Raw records

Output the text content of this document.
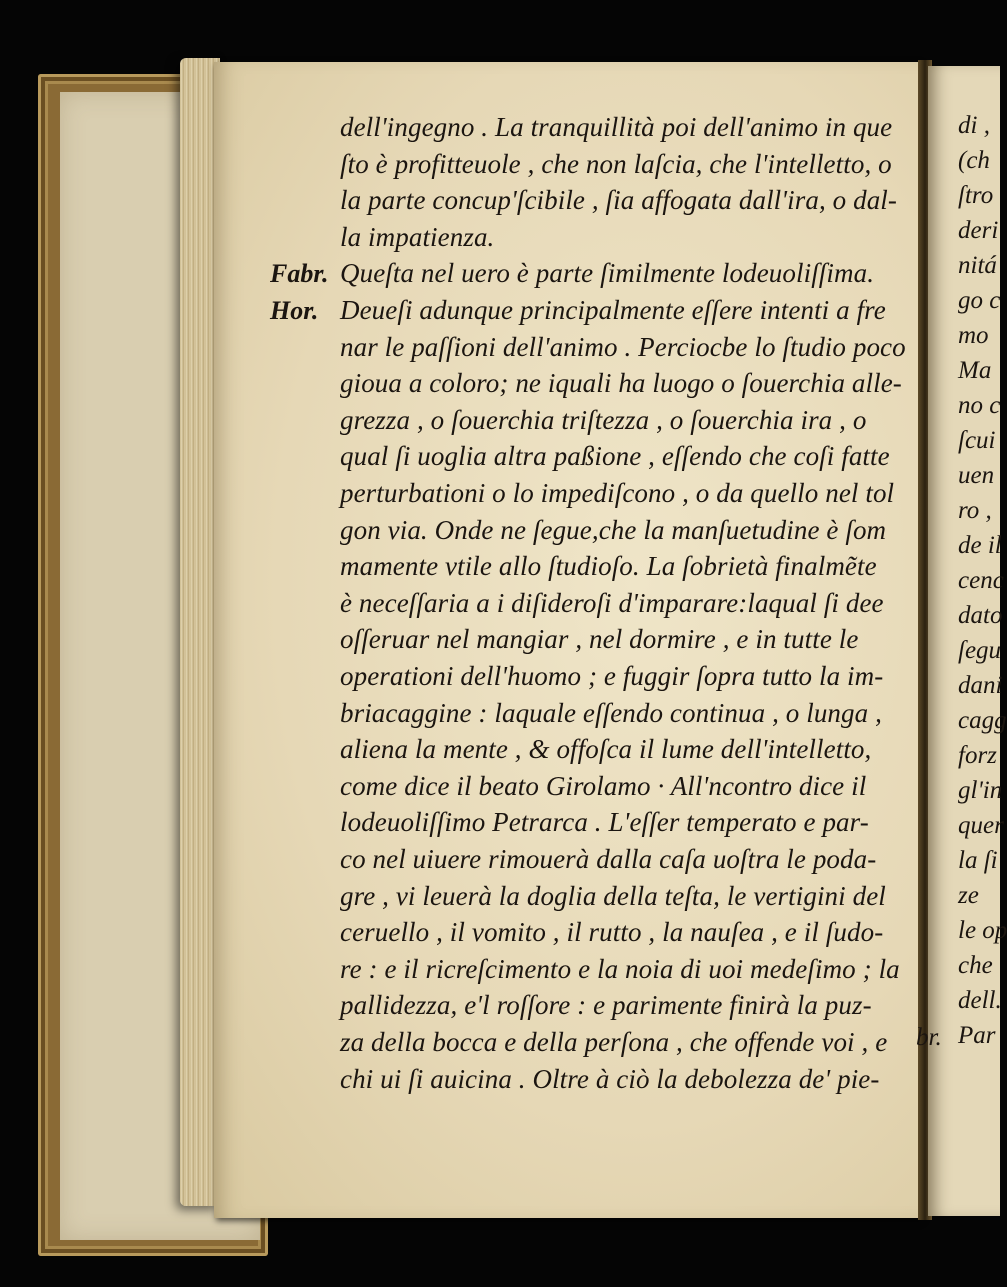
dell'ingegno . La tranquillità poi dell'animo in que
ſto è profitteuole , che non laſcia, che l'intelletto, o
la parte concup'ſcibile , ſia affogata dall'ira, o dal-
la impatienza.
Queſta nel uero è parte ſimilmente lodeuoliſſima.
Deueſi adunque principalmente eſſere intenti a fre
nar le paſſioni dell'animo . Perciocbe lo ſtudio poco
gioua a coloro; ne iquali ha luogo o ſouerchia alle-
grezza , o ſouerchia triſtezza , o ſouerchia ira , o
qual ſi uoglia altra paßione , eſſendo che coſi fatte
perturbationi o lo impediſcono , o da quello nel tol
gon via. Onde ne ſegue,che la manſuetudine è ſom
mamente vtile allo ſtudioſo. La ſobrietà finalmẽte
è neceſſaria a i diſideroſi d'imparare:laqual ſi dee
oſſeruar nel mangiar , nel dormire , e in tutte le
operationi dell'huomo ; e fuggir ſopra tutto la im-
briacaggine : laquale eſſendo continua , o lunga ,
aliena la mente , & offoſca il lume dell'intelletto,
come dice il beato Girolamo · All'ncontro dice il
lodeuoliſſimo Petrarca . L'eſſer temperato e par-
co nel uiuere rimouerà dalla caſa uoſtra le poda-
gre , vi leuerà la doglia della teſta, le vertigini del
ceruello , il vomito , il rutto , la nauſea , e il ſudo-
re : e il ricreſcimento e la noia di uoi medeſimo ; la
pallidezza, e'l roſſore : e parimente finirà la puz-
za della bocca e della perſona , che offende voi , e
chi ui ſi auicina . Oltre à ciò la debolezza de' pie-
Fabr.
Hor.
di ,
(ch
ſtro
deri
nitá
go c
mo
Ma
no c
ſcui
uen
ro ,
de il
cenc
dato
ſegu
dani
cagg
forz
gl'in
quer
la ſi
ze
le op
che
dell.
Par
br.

### SHORT PROBLEM:
Each record should be quoted exactly, with the images omitted.

### EXERCISE RESULT:
Output the text content of this document.
dell'ingegno . La tranquillità poi dell'animo in que
ſto è profitteuole , che non laſcia, che l'intelletto, o
la parte concup'ſcibile , ſia affogata dall'ira, o dal-
la impatienza.
Queſta nel uero è parte ſimilmente lodeuoliſſima.
Deueſi adunque principalmente eſſere intenti a fre
nar le paſſioni dell'animo . Perciocbe lo ſtudio poco
gioua a coloro; ne iquali ha luogo o ſouerchia alle-
grezza , o ſouerchia triſtezza , o ſouerchia ira , o
qual ſi uoglia altra paßione , eſſendo che coſi fatte
perturbationi o lo impediſcono , o da quello nel tol
gon via. Onde ne ſegue,che la manſuetudine è ſom
mamente vtile allo ſtudioſo. La ſobrietà finalmẽte
è neceſſaria a i diſideroſi d'imparare:laqual ſi dee
oſſeruar nel mangiar , nel dormire , e in tutte le
operationi dell'huomo ; e fuggir ſopra tutto la im-
briacaggine : laquale eſſendo continua , o lunga ,
aliena la mente , & offoſca il lume dell'intelletto,
come dice il beato Girolamo · All'ncontro dice il
lodeuoliſſimo Petrarca . L'eſſer temperato e par-
co nel uiuere rimouerà dalla caſa uoſtra le poda-
gre , vi leuerà la doglia della teſta, le vertigini del
ceruello , il vomito , il rutto , la nauſea , e il ſudo-
re : e il ricreſcimento e la noia di uoi medeſimo ; la
pallidezza, e'l roſſore : e parimente finirà la puz-
za della bocca e della perſona , che offende voi , e
chi ui ſi auicina . Oltre à ciò la debolezza de' pie-
Fabr.
Hor.
di ,
(ch
ſtro
deri
nitá
go c
mo
Ma
no c
ſcui
uen
ro ,
de il
cenc
dato
ſegu
dani
cagg
forz
gl'in
quer
la ſi
ze
le op
che
dell.
Par
br.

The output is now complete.